_Exercise requirements_: Count every line that has the word "mean" in it; give no more than the number.

..............................

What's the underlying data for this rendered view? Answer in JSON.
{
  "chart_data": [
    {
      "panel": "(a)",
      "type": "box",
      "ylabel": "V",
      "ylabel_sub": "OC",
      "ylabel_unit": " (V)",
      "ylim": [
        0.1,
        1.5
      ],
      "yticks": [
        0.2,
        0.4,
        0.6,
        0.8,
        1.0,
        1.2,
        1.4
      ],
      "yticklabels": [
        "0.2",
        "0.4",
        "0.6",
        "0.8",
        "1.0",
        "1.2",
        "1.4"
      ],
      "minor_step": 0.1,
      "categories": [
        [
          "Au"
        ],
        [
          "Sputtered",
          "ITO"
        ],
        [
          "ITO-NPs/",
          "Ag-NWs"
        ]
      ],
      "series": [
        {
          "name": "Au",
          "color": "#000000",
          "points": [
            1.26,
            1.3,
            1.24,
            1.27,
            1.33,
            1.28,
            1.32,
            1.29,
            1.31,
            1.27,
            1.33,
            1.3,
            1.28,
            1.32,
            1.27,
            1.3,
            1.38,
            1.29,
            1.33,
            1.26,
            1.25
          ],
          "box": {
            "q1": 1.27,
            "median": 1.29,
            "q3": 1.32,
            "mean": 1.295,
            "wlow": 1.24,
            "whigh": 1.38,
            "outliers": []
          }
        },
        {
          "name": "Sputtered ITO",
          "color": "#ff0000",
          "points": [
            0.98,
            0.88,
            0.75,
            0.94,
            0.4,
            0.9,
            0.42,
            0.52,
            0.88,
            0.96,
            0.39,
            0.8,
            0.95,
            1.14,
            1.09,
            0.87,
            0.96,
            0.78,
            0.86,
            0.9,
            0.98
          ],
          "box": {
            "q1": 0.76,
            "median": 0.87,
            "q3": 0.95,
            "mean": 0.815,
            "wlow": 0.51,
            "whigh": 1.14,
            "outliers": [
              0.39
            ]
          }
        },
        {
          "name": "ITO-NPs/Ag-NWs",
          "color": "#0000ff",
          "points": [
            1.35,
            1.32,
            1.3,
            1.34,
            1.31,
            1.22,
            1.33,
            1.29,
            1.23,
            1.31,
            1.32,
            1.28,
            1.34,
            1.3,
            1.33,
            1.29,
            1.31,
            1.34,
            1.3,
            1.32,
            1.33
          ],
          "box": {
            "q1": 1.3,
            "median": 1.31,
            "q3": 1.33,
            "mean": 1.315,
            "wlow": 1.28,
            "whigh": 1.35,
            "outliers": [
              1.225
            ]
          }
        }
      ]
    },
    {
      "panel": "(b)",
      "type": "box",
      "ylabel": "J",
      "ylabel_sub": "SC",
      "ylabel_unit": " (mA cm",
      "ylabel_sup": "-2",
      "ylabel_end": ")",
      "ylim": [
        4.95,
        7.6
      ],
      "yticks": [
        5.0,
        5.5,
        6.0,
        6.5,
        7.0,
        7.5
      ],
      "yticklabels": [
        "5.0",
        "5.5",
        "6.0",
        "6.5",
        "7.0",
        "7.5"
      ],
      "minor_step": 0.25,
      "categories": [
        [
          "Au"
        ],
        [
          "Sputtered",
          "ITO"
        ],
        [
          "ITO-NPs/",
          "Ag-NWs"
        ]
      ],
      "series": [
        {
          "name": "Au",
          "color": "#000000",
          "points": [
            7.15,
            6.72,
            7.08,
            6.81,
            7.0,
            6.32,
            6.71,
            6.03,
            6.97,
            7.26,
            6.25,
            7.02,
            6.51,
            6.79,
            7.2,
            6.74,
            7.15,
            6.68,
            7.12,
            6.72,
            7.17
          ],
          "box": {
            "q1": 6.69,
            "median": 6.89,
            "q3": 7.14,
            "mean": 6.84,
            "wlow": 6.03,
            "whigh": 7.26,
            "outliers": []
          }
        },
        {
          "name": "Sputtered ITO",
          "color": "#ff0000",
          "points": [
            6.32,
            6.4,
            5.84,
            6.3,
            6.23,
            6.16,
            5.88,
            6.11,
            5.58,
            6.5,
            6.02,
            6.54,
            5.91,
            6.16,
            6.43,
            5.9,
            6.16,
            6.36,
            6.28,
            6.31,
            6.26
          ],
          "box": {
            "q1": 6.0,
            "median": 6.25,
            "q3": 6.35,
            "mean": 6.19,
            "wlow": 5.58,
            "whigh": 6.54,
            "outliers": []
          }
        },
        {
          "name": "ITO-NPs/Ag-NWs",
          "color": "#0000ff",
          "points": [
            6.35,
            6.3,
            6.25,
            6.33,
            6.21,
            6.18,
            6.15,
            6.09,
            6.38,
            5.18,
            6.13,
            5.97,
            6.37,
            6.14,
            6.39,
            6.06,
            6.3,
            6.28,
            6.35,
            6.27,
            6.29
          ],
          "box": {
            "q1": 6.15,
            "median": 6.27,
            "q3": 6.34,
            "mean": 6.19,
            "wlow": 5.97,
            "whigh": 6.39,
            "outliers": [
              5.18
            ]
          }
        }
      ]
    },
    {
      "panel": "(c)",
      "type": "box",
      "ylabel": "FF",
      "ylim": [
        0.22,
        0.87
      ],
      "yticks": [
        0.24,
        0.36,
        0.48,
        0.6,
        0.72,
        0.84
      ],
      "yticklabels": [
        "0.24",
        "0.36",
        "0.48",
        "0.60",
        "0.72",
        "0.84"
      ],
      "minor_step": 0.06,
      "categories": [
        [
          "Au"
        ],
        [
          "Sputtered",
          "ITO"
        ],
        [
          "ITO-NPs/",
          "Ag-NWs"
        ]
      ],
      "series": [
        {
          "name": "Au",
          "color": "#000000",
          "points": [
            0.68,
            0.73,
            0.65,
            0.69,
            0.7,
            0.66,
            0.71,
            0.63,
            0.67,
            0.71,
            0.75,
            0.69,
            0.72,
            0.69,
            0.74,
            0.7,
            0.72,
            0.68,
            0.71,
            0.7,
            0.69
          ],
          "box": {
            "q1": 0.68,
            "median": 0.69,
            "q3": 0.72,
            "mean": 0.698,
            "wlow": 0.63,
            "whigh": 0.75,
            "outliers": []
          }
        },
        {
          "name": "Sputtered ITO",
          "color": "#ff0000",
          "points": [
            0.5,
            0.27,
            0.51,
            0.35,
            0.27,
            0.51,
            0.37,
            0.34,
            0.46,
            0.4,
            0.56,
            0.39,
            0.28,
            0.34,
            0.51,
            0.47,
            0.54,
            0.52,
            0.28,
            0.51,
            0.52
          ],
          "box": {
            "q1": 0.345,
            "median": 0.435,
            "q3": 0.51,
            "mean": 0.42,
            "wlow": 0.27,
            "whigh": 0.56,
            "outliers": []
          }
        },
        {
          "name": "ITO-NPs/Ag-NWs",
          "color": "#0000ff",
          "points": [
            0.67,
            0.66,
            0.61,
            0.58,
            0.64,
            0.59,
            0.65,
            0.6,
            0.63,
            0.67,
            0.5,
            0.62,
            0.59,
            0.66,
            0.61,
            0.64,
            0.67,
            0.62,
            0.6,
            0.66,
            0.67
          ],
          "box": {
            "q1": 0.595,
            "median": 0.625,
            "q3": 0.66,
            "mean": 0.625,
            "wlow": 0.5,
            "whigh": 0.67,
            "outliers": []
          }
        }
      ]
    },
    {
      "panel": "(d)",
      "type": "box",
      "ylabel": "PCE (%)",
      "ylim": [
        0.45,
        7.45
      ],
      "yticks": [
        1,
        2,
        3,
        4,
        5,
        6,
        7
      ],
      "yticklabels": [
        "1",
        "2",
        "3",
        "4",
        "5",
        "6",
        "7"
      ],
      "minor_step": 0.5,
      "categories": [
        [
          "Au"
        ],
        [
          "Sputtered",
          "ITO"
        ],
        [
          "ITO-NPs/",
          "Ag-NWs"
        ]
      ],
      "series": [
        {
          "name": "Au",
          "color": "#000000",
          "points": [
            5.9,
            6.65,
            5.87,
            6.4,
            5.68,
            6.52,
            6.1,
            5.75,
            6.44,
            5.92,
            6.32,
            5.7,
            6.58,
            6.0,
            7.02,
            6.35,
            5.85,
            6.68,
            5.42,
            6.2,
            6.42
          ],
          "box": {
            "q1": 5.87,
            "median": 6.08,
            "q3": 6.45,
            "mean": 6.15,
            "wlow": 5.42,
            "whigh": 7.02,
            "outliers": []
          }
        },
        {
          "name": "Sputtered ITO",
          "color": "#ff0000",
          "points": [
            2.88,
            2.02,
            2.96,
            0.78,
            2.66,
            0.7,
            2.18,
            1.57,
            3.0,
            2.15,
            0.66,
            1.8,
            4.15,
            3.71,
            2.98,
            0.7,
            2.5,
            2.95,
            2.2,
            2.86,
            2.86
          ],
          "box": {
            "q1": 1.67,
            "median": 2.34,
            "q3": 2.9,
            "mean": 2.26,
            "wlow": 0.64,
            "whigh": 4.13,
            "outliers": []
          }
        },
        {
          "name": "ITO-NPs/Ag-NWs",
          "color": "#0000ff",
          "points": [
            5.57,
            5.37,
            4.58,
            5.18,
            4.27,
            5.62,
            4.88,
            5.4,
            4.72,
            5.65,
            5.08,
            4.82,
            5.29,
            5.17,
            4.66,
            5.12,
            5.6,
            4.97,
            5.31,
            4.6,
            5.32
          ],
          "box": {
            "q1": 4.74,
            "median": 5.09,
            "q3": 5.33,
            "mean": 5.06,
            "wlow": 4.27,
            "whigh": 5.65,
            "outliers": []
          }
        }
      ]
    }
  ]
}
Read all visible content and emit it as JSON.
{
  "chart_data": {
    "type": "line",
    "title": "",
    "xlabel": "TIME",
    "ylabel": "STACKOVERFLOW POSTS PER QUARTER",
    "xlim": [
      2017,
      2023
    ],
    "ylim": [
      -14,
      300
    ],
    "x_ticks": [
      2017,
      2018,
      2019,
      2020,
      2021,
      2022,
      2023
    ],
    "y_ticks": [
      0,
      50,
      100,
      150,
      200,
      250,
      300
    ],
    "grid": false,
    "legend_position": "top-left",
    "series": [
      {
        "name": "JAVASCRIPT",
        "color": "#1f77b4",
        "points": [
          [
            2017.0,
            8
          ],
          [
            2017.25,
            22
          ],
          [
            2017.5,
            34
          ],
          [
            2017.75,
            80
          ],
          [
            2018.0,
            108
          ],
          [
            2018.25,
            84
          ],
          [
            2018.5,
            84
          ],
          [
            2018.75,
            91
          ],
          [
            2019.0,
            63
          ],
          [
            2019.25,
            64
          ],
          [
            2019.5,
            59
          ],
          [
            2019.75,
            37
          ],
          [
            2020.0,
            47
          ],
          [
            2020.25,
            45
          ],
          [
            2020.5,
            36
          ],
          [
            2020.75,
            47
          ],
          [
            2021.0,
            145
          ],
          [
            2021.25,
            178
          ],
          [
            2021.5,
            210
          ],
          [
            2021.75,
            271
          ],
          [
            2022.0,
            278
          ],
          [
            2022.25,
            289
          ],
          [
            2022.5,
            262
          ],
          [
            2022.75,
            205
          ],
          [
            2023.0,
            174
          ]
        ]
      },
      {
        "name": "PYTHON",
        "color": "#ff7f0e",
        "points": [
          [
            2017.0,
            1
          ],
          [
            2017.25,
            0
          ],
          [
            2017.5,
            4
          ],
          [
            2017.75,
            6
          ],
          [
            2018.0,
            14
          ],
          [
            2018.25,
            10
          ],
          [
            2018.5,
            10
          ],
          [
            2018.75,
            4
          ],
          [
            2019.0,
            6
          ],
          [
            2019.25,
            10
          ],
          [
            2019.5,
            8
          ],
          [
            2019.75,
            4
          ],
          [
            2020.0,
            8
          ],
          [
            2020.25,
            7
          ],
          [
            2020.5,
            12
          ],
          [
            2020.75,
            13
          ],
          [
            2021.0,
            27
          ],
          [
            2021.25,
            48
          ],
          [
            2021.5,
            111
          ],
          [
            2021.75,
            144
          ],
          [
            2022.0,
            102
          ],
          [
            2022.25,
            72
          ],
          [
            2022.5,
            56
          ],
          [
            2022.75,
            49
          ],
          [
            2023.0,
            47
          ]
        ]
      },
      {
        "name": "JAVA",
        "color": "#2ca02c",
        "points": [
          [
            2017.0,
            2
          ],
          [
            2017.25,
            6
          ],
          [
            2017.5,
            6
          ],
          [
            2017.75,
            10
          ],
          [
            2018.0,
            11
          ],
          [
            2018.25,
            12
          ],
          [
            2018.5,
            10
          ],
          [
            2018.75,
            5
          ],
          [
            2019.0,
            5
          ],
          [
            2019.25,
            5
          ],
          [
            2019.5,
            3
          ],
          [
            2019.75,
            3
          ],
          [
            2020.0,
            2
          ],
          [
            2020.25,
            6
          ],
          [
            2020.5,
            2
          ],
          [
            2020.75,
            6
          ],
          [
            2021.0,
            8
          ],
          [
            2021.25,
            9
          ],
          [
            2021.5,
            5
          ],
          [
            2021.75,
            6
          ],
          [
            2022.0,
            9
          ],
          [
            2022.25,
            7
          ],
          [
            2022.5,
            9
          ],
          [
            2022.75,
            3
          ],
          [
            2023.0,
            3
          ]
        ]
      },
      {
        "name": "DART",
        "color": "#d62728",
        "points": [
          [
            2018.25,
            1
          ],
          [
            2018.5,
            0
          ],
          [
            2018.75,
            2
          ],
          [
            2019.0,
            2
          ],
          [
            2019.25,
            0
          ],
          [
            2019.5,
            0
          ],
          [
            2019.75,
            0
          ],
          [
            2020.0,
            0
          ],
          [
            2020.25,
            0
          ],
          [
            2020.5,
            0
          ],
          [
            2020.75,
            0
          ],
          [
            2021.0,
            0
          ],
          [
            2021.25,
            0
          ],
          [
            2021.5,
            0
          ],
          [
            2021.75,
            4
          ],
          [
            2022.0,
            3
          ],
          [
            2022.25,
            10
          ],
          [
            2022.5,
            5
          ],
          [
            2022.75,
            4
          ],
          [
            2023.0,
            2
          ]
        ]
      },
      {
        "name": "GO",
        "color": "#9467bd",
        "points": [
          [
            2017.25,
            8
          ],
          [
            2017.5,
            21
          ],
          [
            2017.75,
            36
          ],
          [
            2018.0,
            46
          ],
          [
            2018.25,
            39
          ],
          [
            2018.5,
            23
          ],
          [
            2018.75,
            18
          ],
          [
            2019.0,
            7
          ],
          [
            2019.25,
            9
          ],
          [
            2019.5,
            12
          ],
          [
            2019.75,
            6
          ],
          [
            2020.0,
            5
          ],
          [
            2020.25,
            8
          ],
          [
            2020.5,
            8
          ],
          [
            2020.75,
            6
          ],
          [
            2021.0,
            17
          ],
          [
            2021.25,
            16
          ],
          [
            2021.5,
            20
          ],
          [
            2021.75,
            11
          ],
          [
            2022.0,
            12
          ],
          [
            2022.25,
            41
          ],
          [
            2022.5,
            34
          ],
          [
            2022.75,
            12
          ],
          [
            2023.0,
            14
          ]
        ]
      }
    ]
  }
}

..............................

_Exercise response_: 12